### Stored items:
——————————
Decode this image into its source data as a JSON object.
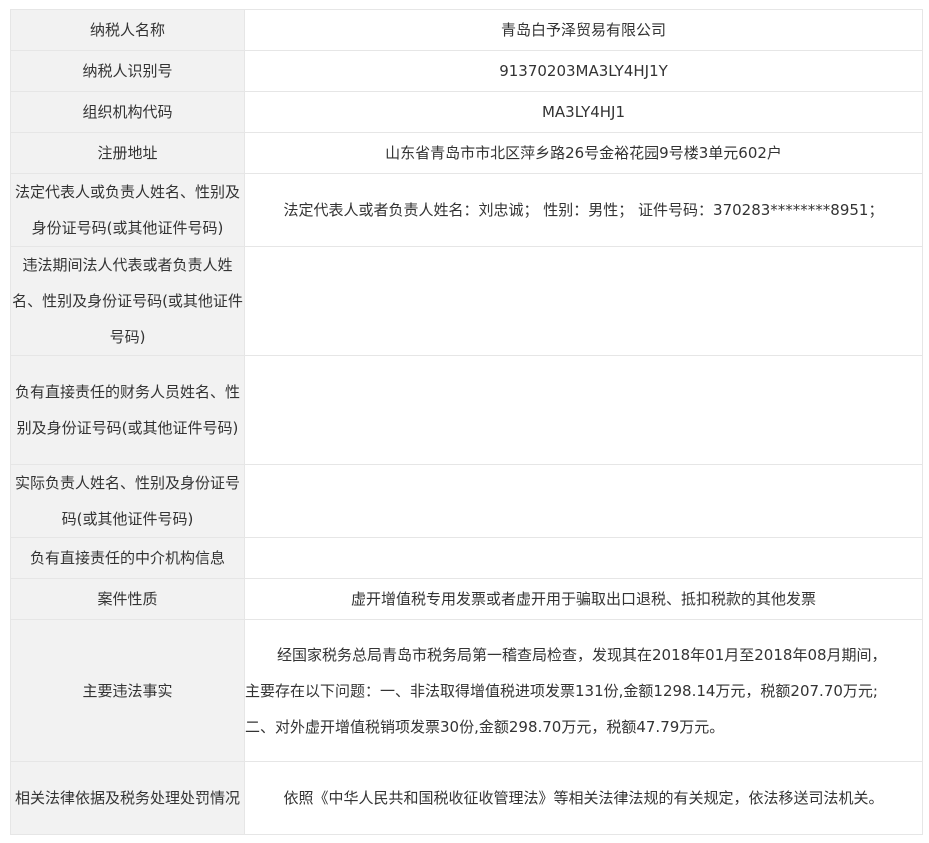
{
  "rows": [
    {
      "label": "纳税人名称",
      "value": "青岛白予泽贸易有限公司"
    },
    {
      "label": "纳税人识别号",
      "value": "91370203MA3LY4HJ1Y"
    },
    {
      "label": "组织机构代码",
      "value": "MA3LY4HJ1"
    },
    {
      "label": "注册地址",
      "value": "山东省青岛市市北区萍乡路26号金裕花园9号楼3单元602户"
    },
    {
      "label": "法定代表人或负责人姓名、性别及身份证号码(或其他证件号码)",
      "value": "法定代表人或者负责人姓名：刘忠诚； 性别：男性； 证件号码：370283********8951；"
    },
    {
      "label": "违法期间法人代表或者负责人姓名、性别及身份证号码(或其他证件号码)",
      "value": ""
    },
    {
      "label": "负有直接责任的财务人员姓名、性别及身份证号码(或其他证件号码)",
      "value": ""
    },
    {
      "label": "实际负责人姓名、性别及身份证号码(或其他证件号码)",
      "value": ""
    },
    {
      "label": "负有直接责任的中介机构信息",
      "value": ""
    },
    {
      "label": "案件性质",
      "value": "虚开增值税专用发票或者虚开用于骗取出口退税、抵扣税款的其他发票"
    },
    {
      "label": "主要违法事实",
      "lines": [
        "经国家税务总局青岛市税务局第一稽查局检查，发现其在2018年01月至2018年08月期间，",
        "主要存在以下问题：一、非法取得增值税进项发票131份,金额1298.14万元，税额207.70万元;",
        "二、对外虚开增值税销项发票30份,金额298.70万元，税额47.79万元。"
      ]
    },
    {
      "label": "相关法律依据及税务处理处罚情况",
      "value": "依照《中华人民共和国税收征收管理法》等相关法律法规的有关规定，依法移送司法机关。"
    }
  ]
}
——————————
### WORK TO COMPLETE:
Reproduce every line of the listing above in which the string "或其他证件号码" appears.

### ANSWER TO THIS EXERCISE:
      "label": "法定代表人或负责人姓名、性别及身份证号码(或其他证件号码)",
      "label": "违法期间法人代表或者负责人姓名、性别及身份证号码(或其他证件号码)",
      "label": "负有直接责任的财务人员姓名、性别及身份证号码(或其他证件号码)",
      "label": "实际负责人姓名、性别及身份证号码(或其他证件号码)",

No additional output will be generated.